PROVIDED DATA
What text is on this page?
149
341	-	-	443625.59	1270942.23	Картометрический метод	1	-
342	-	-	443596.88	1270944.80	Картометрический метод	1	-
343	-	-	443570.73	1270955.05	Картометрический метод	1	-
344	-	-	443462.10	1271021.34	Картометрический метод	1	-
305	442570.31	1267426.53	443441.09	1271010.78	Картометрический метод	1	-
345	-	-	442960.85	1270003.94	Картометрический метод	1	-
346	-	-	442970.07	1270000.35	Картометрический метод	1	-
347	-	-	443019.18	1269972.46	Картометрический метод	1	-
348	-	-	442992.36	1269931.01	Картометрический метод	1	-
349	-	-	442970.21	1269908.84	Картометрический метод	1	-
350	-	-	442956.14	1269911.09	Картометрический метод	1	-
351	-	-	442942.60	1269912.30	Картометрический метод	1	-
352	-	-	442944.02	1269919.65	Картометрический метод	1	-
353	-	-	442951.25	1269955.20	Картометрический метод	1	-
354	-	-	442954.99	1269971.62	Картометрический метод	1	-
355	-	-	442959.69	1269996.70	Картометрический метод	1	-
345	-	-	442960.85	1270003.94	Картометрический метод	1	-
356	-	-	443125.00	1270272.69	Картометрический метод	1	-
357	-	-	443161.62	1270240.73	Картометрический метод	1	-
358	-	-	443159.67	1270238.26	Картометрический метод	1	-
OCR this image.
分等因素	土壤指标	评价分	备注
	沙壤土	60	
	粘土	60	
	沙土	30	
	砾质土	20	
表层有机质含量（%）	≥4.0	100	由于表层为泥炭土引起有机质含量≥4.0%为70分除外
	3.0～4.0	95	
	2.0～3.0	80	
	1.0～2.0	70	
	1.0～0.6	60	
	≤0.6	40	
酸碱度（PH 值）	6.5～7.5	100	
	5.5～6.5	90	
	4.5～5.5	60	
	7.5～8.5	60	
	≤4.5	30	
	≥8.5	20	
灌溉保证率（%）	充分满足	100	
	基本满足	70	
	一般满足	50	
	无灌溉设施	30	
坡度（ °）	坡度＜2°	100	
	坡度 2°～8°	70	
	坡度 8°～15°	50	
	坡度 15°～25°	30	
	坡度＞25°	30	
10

WHAT THIS TASK INVOLVES
Extract, verbatim, the lines from the one containing "OCR this image." through the last line of the listing above.

SOLUTION
OCR this image.
分等因素	土壤指标	评价分	备注
	沙壤土	60	
	粘土	60	
	沙土	30	
	砾质土	20	
表层有机质含量（%）	≥4.0	100	由于表层为泥炭土引起有机质含量≥4.0%为70分除外
	3.0～4.0	95	
	2.0～3.0	80	
	1.0～2.0	70	
	1.0～0.6	60	
	≤0.6	40	
酸碱度（PH 值）	6.5～7.5	100	
	5.5～6.5	90	
	4.5～5.5	60	
	7.5～8.5	60	
	≤4.5	30	
	≥8.5	20	
灌溉保证率（%）	充分满足	100	
	基本满足	70	
	一般满足	50	
	无灌溉设施	30	
坡度（ °）	坡度＜2°	100	
	坡度 2°～8°	70	
	坡度 8°～15°	50	
	坡度 15°～25°	30	
	坡度＞25°	30	
10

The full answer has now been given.